### WHAT THE TASK ASKS
Produce an exact copy of all the records.

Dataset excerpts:
============================================================

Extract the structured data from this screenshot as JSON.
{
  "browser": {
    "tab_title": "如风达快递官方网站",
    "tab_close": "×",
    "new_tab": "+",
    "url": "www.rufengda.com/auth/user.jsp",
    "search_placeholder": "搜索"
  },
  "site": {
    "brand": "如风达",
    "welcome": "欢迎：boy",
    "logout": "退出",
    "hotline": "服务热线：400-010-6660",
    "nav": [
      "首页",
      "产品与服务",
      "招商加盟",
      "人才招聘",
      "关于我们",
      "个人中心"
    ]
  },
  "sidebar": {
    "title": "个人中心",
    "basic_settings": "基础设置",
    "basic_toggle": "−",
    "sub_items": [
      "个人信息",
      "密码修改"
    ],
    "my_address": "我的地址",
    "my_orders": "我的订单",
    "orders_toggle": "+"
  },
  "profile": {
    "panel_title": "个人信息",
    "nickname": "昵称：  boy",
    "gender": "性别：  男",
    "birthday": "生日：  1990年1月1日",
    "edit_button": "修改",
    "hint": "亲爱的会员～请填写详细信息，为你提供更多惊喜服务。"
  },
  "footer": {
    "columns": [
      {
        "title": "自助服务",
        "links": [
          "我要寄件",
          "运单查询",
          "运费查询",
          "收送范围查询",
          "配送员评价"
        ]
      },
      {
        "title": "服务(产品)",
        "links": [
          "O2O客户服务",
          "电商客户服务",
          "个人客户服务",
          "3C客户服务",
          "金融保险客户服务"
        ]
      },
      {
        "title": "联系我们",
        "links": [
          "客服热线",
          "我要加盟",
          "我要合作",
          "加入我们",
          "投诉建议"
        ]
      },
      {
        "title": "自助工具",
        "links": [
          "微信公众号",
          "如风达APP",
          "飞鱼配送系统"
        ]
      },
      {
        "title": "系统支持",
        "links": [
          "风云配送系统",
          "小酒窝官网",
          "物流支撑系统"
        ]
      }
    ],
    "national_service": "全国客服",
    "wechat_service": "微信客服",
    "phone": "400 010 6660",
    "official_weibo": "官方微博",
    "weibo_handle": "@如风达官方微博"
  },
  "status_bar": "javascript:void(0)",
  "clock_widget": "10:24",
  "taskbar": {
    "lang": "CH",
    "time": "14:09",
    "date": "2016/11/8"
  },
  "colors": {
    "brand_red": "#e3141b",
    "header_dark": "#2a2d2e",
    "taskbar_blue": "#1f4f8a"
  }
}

============================================================

### EXERCISE SOLUTION
Extract the structured data from this screenshot as JSON.
{
  "browser": {
    "tab_title": "如风达快递官方网站",
    "tab_close": "×",
    "new_tab": "+",
    "url": "www.rufengda.com/auth/user.jsp",
    "search_placeholder": "搜索"
  },
  "site": {
    "brand": "如风达",
    "welcome": "欢迎：boy",
    "logout": "退出",
    "hotline": "服务热线：400-010-6660",
    "nav": [
      "首页",
      "产品与服务",
      "招商加盟",
      "人才招聘",
      "关于我们",
      "个人中心"
    ]
  },
  "sidebar": {
    "title": "个人中心",
    "basic_settings": "基础设置",
    "basic_toggle": "−",
    "sub_items": [
      "个人信息",
      "密码修改"
    ],
    "my_address": "我的地址",
    "my_orders": "我的订单",
    "orders_toggle": "+"
  },
  "profile": {
    "panel_title": "个人信息",
    "nickname": "昵称：  boy",
    "gender": "性别：  男",
    "birthday": "生日：  1990年1月1日",
    "edit_button": "修改",
    "hint": "亲爱的会员～请填写详细信息，为你提供更多惊喜服务。"
  },
  "footer": {
    "columns": [
      {
        "title": "自助服务",
        "links": [
          "我要寄件",
          "运单查询",
          "运费查询",
          "收送范围查询",
          "配送员评价"
        ]
      },
      {
        "title": "服务(产品)",
        "links": [
          "O2O客户服务",
          "电商客户服务",
          "个人客户服务",
          "3C客户服务",
          "金融保险客户服务"
        ]
      },
      {
        "title": "联系我们",
        "links": [
          "客服热线",
          "我要加盟",
          "我要合作",
          "加入我们",
          "投诉建议"
        ]
      },
      {
        "title": "自助工具",
        "links": [
          "微信公众号",
          "如风达APP",
          "飞鱼配送系统"
        ]
      },
      {
        "title": "系统支持",
        "links": [
          "风云配送系统",
          "小酒窝官网",
          "物流支撑系统"
        ]
      }
    ],
    "national_service": "全国客服",
    "wechat_service": "微信客服",
    "phone": "400 010 6660",
    "official_weibo": "官方微博",
    "weibo_handle": "@如风达官方微博"
  },
  "status_bar": "javascript:void(0)",
  "clock_widget": "10:24",
  "taskbar": {
    "lang": "CH",
    "time": "14:09",
    "date": "2016/11/8"
  },
  "colors": {
    "brand_red": "#e3141b",
    "header_dark": "#2a2d2e",
    "taskbar_blue": "#1f4f8a"
  }
}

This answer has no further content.